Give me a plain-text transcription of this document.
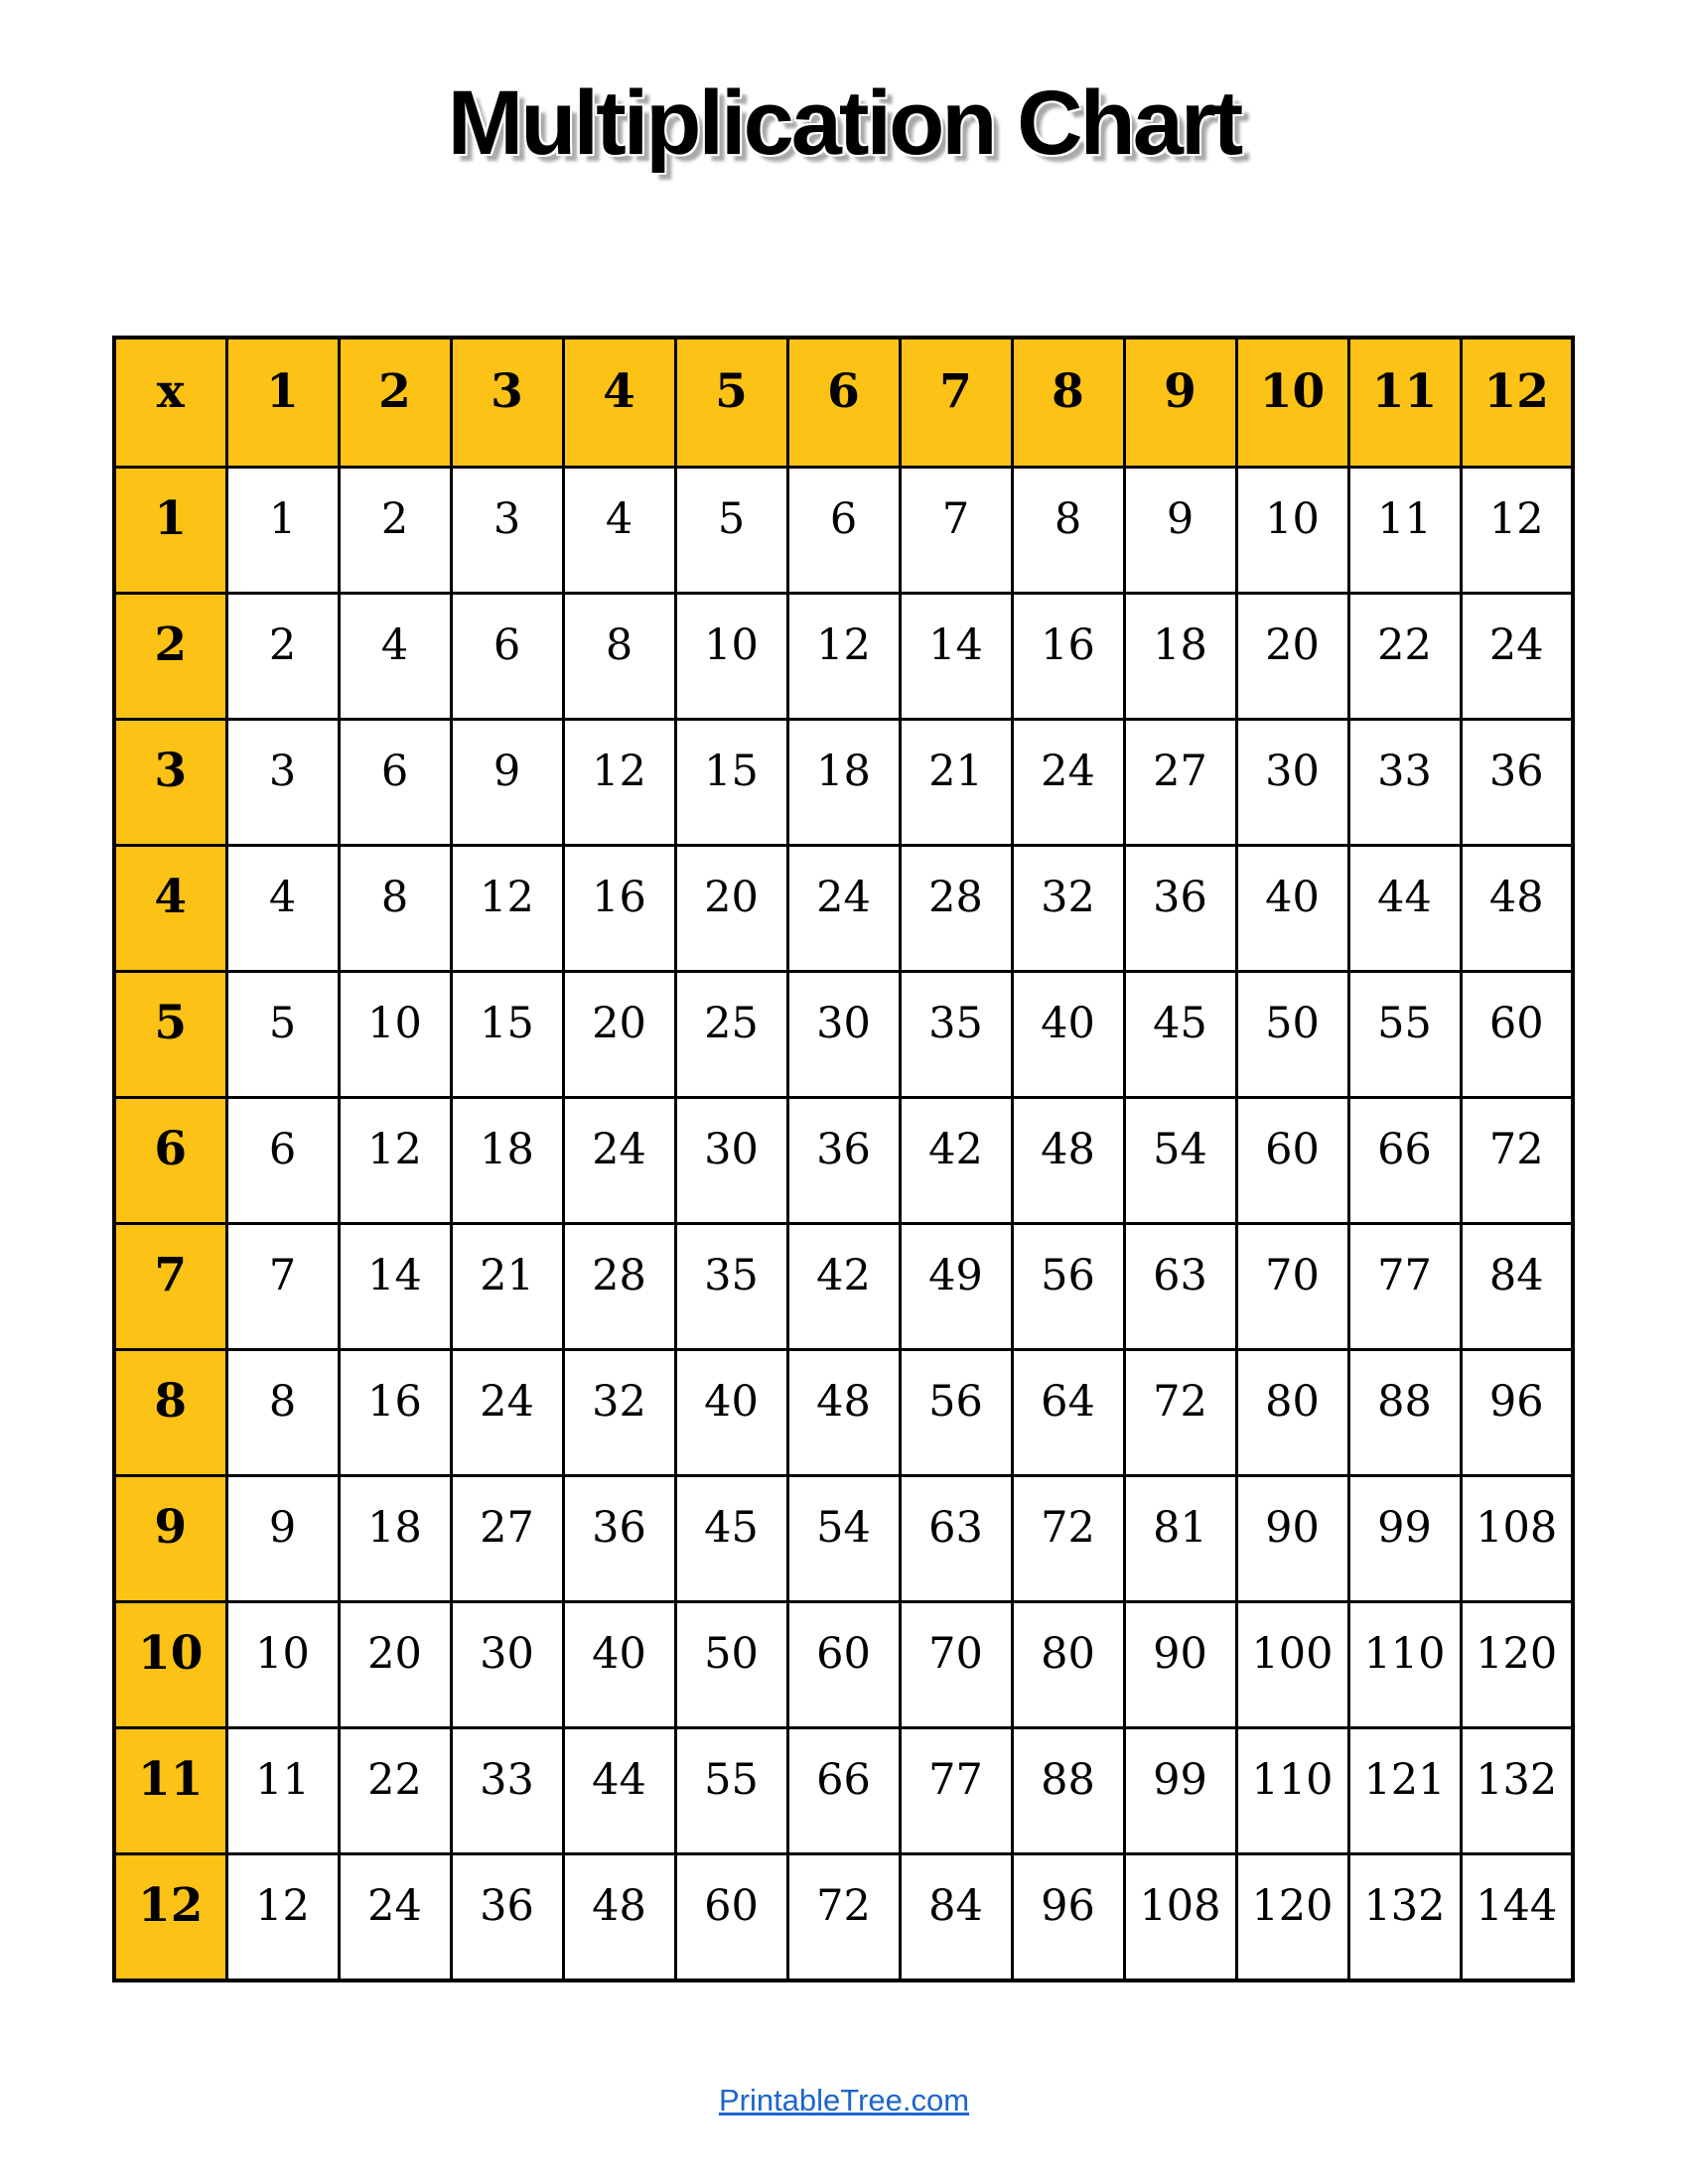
Multiplication Chart
x	1	2	3	4	5	6	7	8	9	10	11	12
1	1	2	3	4	5	6	7	8	9	10	11	12
2	2	4	6	8	10	12	14	16	18	20	22	24
3	3	6	9	12	15	18	21	24	27	30	33	36
4	4	8	12	16	20	24	28	32	36	40	44	48
5	5	10	15	20	25	30	35	40	45	50	55	60
6	6	12	18	24	30	36	42	48	54	60	66	72
7	7	14	21	28	35	42	49	56	63	70	77	84
8	8	16	24	32	40	48	56	64	72	80	88	96
9	9	18	27	36	45	54	63	72	81	90	99	108
10	10	20	30	40	50	60	70	80	90	100	110	120
11	11	22	33	44	55	66	77	88	99	110	121	132
12	12	24	36	48	60	72	84	96	108	120	132	144
PrintableTree.com
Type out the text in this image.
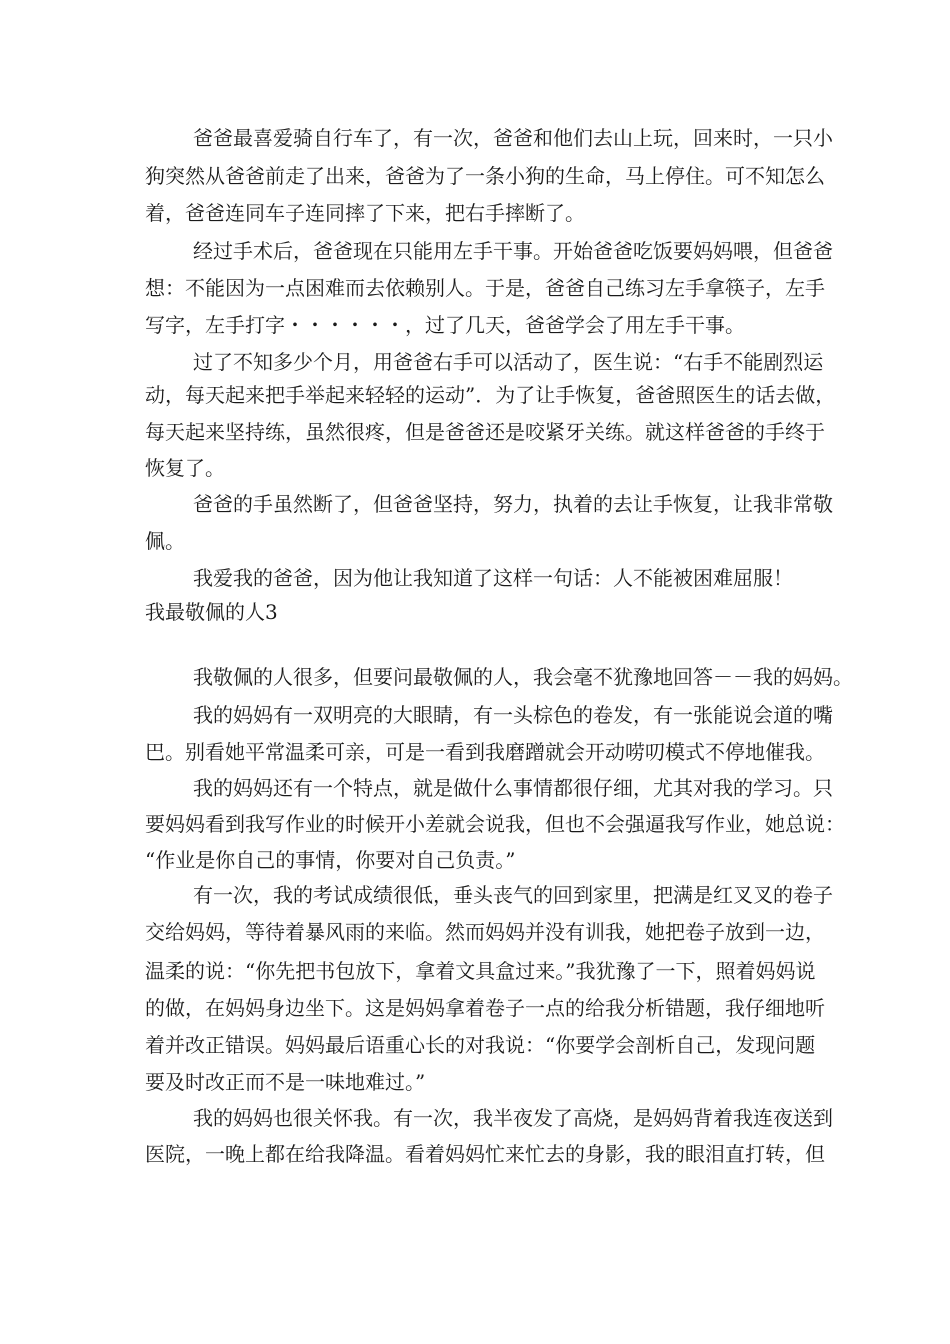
爸爸最喜爱骑自行车了，有一次，爸爸和他们去山上玩，回来时，一只小
狗突然从爸爸前走了出来，爸爸为了一条小狗的生命，马上停住。可不知怎么
着，爸爸连同车子连同摔了下来，把右手摔断了。
经过手术后，爸爸现在只能用左手干事。开始爸爸吃饭要妈妈喂，但爸爸
想：不能因为一点困难而去依赖别人。于是，爸爸自己练习左手拿筷子，左手
写字，左手打字・・・・・・，过了几天，爸爸学会了用左手干事。
过了不知多少个月，用爸爸右手可以活动了，医生说：“右手不能剧烈运
动，每天起来把手举起来轻轻的运动”．为了让手恢复，爸爸照医生的话去做，
每天起来坚持练，虽然很疼，但是爸爸还是咬紧牙关练。就这样爸爸的手终于
恢复了。
爸爸的手虽然断了，但爸爸坚持，努力，执着的去让手恢复，让我非常敬
佩。
我爱我的爸爸，因为他让我知道了这样一句话：人不能被困难屈服！
我最敬佩的人3
我敬佩的人很多，但要问最敬佩的人，我会毫不犹豫地回答－－我的妈妈。
我的妈妈有一双明亮的大眼睛，有一头棕色的卷发，有一张能说会道的嘴
巴。别看她平常温柔可亲，可是一看到我磨蹭就会开动唠叨模式不停地催我。
我的妈妈还有一个特点，就是做什么事情都很仔细，尤其对我的学习。只
要妈妈看到我写作业的时候开小差就会说我，但也不会强逼我写作业，她总说：
“作业是你自己的事情，你要对自己负责。”
有一次，我的考试成绩很低，垂头丧气的回到家里，把满是红叉叉的卷子
交给妈妈，等待着暴风雨的来临。然而妈妈并没有训我，她把卷子放到一边，
温柔的说：“你先把书包放下，拿着文具盒过来。”我犹豫了一下，照着妈妈说
的做，在妈妈身边坐下。这是妈妈拿着卷子一点的给我分析错题，我仔细地听
着并改正错误。妈妈最后语重心长的对我说：“你要学会剖析自己，发现问题
要及时改正而不是一味地难过。”
我的妈妈也很关怀我。有一次，我半夜发了高烧，是妈妈背着我连夜送到
医院，一晚上都在给我降温。看着妈妈忙来忙去的身影，我的眼泪直打转，但
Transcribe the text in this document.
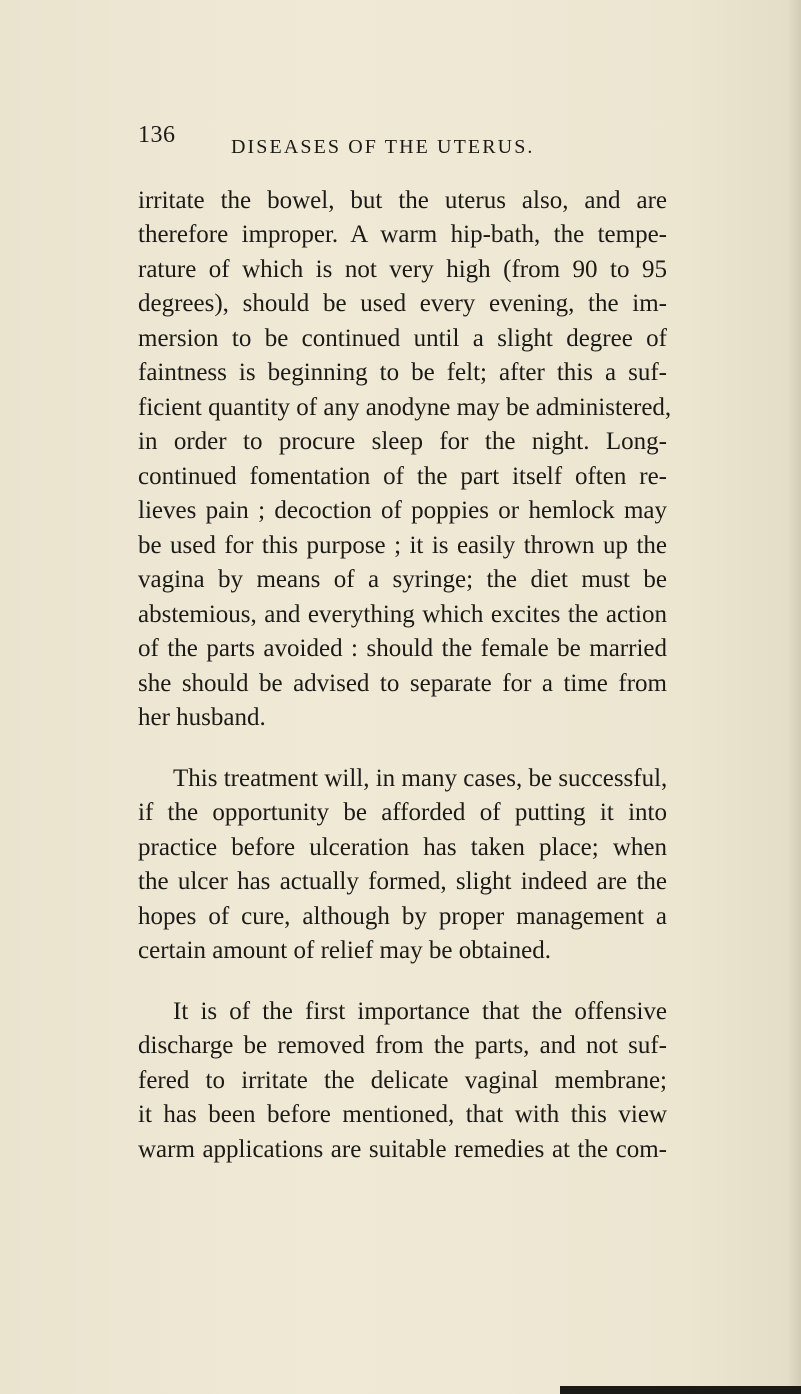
136	DISEASES OF THE UTERUS.
irritate the bowel, but the uterus also, and are
therefore improper. A warm hip-bath, the tempe-
rature of which is not very high (from 90 to 95
degrees), should be used every evening, the im-
mersion to be continued until a slight degree of
faintness is beginning to be felt; after this a suf-
ficient quantity of any anodyne may be administered,
in order to procure sleep for the night. Long-
continued fomentation of the part itself often re-
lieves pain ; decoction of poppies or hemlock may
be used for this purpose ; it is easily thrown up the
vagina by means of a syringe; the diet must be
abstemious, and everything which excites the action
of the parts avoided : should the female be married
she should be advised to separate for a time from
her husband.
This treatment will, in many cases, be successful,
if the opportunity be afforded of putting it into
practice before ulceration has taken place; when
the ulcer has actually formed, slight indeed are the
hopes of cure, although by proper management a
certain amount of relief may be obtained.
It is of the first importance that the offensive
discharge be removed from the parts, and not suf-
fered to irritate the delicate vaginal membrane;
it has been before mentioned, that with this view
warm applications are suitable remedies at the com-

-*-*-

Task description:
Reproduce every entry word for word, but skip any pictures.

Written reply:
Give me a plain-text transcription of this document.
Multiplication Chart
x	1	2	3	4	5	6	7	8	9	10	11	12
1	1	2	3	4	5	6	7	8	9	10	11	12
2	2	4	6	8	10	12	14	16	18	20	22	24
3	3	6	9	12	15	18	21	24	27	30	33	36
4	4	8	12	16	20	24	28	32	36	40	44	48
5	5	10	15	20	25	30	35	40	45	50	55	60
6	6	12	18	24	30	36	42	48	54	60	66	72
7	7	14	21	28	35	42	49	56	63	70	77	84
8	8	16	24	32	40	48	56	64	72	80	88	96
9	9	18	27	36	45	54	63	72	81	90	99	108
10	10	20	30	40	50	60	70	80	90	100	110	120
11	11	22	33	44	55	66	77	88	99	110	121	132
12	12	24	36	48	60	72	84	96	108	120	132	144
PrintableTree.com
Type out the text in this image.
爸爸最喜爱骑自行车了，有一次，爸爸和他们去山上玩，回来时，一只小
狗突然从爸爸前走了出来，爸爸为了一条小狗的生命，马上停住。可不知怎么
着，爸爸连同车子连同摔了下来，把右手摔断了。
经过手术后，爸爸现在只能用左手干事。开始爸爸吃饭要妈妈喂，但爸爸
想：不能因为一点困难而去依赖别人。于是，爸爸自己练习左手拿筷子，左手
写字，左手打字・・・・・・，过了几天，爸爸学会了用左手干事。
过了不知多少个月，用爸爸右手可以活动了，医生说：“右手不能剧烈运
动，每天起来把手举起来轻轻的运动”．为了让手恢复，爸爸照医生的话去做，
每天起来坚持练，虽然很疼，但是爸爸还是咬紧牙关练。就这样爸爸的手终于
恢复了。
爸爸的手虽然断了，但爸爸坚持，努力，执着的去让手恢复，让我非常敬
佩。
我爱我的爸爸，因为他让我知道了这样一句话：人不能被困难屈服！
我最敬佩的人3
我敬佩的人很多，但要问最敬佩的人，我会毫不犹豫地回答－－我的妈妈。
我的妈妈有一双明亮的大眼睛，有一头棕色的卷发，有一张能说会道的嘴
巴。别看她平常温柔可亲，可是一看到我磨蹭就会开动唠叨模式不停地催我。
我的妈妈还有一个特点，就是做什么事情都很仔细，尤其对我的学习。只
要妈妈看到我写作业的时候开小差就会说我，但也不会强逼我写作业，她总说：
“作业是你自己的事情，你要对自己负责。”
有一次，我的考试成绩很低，垂头丧气的回到家里，把满是红叉叉的卷子
交给妈妈，等待着暴风雨的来临。然而妈妈并没有训我，她把卷子放到一边，
温柔的说：“你先把书包放下，拿着文具盒过来。”我犹豫了一下，照着妈妈说
的做，在妈妈身边坐下。这是妈妈拿着卷子一点的给我分析错题，我仔细地听
着并改正错误。妈妈最后语重心长的对我说：“你要学会剖析自己，发现问题
要及时改正而不是一味地难过。”
我的妈妈也很关怀我。有一次，我半夜发了高烧，是妈妈背着我连夜送到
医院，一晚上都在给我降温。看着妈妈忙来忙去的身影，我的眼泪直打转，但
Transcribe the text in this document.
136	DISEASES OF THE UTERUS.
irritate the bowel, but the uterus also, and are
therefore improper. A warm hip-bath, the tempe-
rature of which is not very high (from 90 to 95
degrees), should be used every evening, the im-
mersion to be continued until a slight degree of
faintness is beginning to be felt; after this a suf-
ficient quantity of any anodyne may be administered,
in order to procure sleep for the night. Long-
continued fomentation of the part itself often re-
lieves pain ; decoction of poppies or hemlock may
be used for this purpose ; it is easily thrown up the
vagina by means of a syringe; the diet must be
abstemious, and everything which excites the action
of the parts avoided : should the female be married
she should be advised to separate for a time from
her husband.
This treatment will, in many cases, be successful,
if the opportunity be afforded of putting it into
practice before ulceration has taken place; when
the ulcer has actually formed, slight indeed are the
hopes of cure, although by proper management a
certain amount of relief may be obtained.
It is of the first importance that the offensive
discharge be removed from the parts, and not suf-
fered to irritate the delicate vaginal membrane;
it has been before mentioned, that with this view
warm applications are suitable remedies at the com-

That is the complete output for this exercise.